- **Do this**:
Lift out each line of the data that holds "JSON".

- **Input for this task**:

** BEGIN **

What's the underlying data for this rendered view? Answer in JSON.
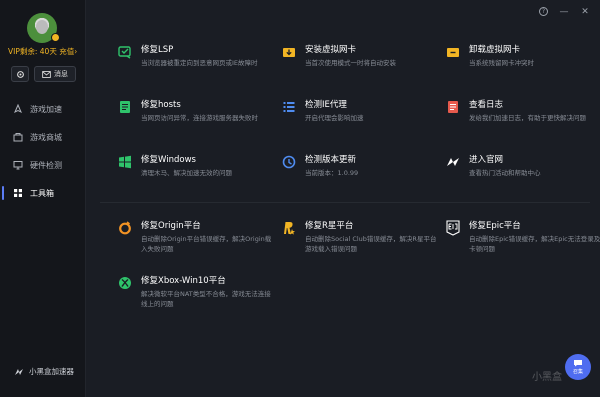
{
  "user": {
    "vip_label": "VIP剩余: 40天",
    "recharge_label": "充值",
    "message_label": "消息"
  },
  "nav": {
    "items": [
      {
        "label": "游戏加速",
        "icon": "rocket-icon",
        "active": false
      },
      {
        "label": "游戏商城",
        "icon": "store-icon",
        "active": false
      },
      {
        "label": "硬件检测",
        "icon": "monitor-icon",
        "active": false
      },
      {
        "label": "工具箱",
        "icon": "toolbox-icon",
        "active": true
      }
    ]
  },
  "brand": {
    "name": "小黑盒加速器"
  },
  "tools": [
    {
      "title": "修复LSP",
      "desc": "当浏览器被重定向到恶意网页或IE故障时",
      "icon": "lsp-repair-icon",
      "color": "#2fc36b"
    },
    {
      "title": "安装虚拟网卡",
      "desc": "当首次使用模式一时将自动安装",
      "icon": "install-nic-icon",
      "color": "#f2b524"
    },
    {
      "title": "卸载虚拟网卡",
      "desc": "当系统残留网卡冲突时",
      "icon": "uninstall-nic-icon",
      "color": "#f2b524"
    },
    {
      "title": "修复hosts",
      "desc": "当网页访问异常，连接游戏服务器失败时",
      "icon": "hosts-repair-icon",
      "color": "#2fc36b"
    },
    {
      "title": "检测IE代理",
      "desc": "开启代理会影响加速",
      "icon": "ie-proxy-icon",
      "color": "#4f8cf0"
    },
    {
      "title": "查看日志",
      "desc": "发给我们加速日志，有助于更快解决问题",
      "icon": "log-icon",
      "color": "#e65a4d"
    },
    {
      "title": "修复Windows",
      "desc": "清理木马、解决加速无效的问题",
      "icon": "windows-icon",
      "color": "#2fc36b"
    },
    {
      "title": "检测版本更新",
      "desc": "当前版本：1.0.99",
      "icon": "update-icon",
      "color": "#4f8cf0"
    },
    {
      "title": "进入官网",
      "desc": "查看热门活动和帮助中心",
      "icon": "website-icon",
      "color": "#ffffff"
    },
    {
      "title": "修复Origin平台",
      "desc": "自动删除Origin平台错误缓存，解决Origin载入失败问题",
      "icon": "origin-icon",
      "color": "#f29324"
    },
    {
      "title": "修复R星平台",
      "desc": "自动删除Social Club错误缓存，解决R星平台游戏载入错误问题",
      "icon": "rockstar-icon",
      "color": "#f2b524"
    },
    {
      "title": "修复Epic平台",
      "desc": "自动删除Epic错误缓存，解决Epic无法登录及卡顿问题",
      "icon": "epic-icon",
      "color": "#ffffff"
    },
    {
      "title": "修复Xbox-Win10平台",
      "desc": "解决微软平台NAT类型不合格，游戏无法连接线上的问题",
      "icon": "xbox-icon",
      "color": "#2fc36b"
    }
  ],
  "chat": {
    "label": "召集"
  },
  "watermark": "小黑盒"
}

** END **
** BEGIN **

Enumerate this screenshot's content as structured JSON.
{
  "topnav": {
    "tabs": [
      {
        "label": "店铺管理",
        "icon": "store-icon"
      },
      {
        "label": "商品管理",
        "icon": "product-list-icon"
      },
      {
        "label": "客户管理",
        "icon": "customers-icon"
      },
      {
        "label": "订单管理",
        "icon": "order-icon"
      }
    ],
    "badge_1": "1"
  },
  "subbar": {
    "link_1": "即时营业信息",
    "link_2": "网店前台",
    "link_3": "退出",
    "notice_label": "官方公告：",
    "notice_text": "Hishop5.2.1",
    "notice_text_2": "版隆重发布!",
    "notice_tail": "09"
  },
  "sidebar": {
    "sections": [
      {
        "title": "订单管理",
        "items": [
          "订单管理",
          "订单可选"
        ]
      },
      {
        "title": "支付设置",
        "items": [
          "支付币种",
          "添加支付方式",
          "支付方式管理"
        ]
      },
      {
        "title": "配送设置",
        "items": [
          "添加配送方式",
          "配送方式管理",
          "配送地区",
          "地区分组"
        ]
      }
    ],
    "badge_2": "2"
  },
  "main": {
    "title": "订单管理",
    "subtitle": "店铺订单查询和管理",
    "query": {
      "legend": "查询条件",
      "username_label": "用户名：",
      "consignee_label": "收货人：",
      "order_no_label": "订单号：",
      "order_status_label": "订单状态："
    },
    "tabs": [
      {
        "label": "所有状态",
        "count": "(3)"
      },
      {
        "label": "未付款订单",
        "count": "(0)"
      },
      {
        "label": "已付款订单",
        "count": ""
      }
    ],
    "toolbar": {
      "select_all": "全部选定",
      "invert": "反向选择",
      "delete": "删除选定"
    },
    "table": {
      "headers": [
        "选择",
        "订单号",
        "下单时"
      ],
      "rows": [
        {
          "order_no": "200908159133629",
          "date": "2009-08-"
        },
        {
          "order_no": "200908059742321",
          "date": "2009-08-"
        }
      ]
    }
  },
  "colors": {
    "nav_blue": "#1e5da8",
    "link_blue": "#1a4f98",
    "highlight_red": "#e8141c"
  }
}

** END **

- **Full response**:
What's the underlying data for this rendered view? Answer in JSON.
Enumerate this screenshot's content as structured JSON.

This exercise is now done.